## Stated task
Repeat the data verbatim.

-- START Material to process --

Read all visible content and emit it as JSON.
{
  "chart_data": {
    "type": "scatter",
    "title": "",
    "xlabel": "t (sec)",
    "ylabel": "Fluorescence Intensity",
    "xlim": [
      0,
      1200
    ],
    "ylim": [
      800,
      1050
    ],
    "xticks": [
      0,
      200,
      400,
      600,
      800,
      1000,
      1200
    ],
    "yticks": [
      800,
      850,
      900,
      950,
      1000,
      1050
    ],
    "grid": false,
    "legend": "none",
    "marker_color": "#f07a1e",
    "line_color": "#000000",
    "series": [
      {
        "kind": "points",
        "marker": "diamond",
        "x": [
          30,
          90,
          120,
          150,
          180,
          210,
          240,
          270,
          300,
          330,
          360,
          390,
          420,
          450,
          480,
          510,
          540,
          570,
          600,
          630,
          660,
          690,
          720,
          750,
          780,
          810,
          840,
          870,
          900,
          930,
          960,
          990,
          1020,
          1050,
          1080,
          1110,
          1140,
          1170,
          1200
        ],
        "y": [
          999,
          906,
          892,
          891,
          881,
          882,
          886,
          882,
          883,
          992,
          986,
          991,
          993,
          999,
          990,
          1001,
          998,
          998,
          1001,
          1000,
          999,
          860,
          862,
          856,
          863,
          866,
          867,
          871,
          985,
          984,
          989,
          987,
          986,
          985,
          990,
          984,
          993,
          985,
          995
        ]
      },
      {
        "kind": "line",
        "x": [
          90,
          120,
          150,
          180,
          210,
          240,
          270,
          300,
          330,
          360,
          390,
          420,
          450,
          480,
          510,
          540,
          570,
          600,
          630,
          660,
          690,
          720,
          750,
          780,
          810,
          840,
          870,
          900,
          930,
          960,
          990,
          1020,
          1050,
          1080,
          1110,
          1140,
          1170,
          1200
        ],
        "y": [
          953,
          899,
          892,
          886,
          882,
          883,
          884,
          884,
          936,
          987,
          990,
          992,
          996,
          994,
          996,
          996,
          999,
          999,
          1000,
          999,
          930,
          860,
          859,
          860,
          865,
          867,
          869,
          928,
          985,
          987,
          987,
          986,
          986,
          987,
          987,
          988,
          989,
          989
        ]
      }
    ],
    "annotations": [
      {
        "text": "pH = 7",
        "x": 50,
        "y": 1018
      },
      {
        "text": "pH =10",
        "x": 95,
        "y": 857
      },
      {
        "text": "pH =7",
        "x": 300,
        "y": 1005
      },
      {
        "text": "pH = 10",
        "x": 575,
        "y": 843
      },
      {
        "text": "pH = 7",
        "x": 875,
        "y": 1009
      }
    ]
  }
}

-- END Material to process --

## Written response
Read all visible content and emit it as JSON.
{
  "chart_data": {
    "type": "scatter",
    "title": "",
    "xlabel": "t (sec)",
    "ylabel": "Fluorescence Intensity",
    "xlim": [
      0,
      1200
    ],
    "ylim": [
      800,
      1050
    ],
    "xticks": [
      0,
      200,
      400,
      600,
      800,
      1000,
      1200
    ],
    "yticks": [
      800,
      850,
      900,
      950,
      1000,
      1050
    ],
    "grid": false,
    "legend": "none",
    "marker_color": "#f07a1e",
    "line_color": "#000000",
    "series": [
      {
        "kind": "points",
        "marker": "diamond",
        "x": [
          30,
          90,
          120,
          150,
          180,
          210,
          240,
          270,
          300,
          330,
          360,
          390,
          420,
          450,
          480,
          510,
          540,
          570,
          600,
          630,
          660,
          690,
          720,
          750,
          780,
          810,
          840,
          870,
          900,
          930,
          960,
          990,
          1020,
          1050,
          1080,
          1110,
          1140,
          1170,
          1200
        ],
        "y": [
          999,
          906,
          892,
          891,
          881,
          882,
          886,
          882,
          883,
          992,
          986,
          991,
          993,
          999,
          990,
          1001,
          998,
          998,
          1001,
          1000,
          999,
          860,
          862,
          856,
          863,
          866,
          867,
          871,
          985,
          984,
          989,
          987,
          986,
          985,
          990,
          984,
          993,
          985,
          995
        ]
      },
      {
        "kind": "line",
        "x": [
          90,
          120,
          150,
          180,
          210,
          240,
          270,
          300,
          330,
          360,
          390,
          420,
          450,
          480,
          510,
          540,
          570,
          600,
          630,
          660,
          690,
          720,
          750,
          780,
          810,
          840,
          870,
          900,
          930,
          960,
          990,
          1020,
          1050,
          1080,
          1110,
          1140,
          1170,
          1200
        ],
        "y": [
          953,
          899,
          892,
          886,
          882,
          883,
          884,
          884,
          936,
          987,
          990,
          992,
          996,
          994,
          996,
          996,
          999,
          999,
          1000,
          999,
          930,
          860,
          859,
          860,
          865,
          867,
          869,
          928,
          985,
          987,
          987,
          986,
          986,
          987,
          987,
          988,
          989,
          989
        ]
      }
    ],
    "annotations": [
      {
        "text": "pH = 7",
        "x": 50,
        "y": 1018
      },
      {
        "text": "pH =10",
        "x": 95,
        "y": 857
      },
      {
        "text": "pH =7",
        "x": 300,
        "y": 1005
      },
      {
        "text": "pH = 10",
        "x": 575,
        "y": 843
      },
      {
        "text": "pH = 7",
        "x": 875,
        "y": 1009
      }
    ]
  }
}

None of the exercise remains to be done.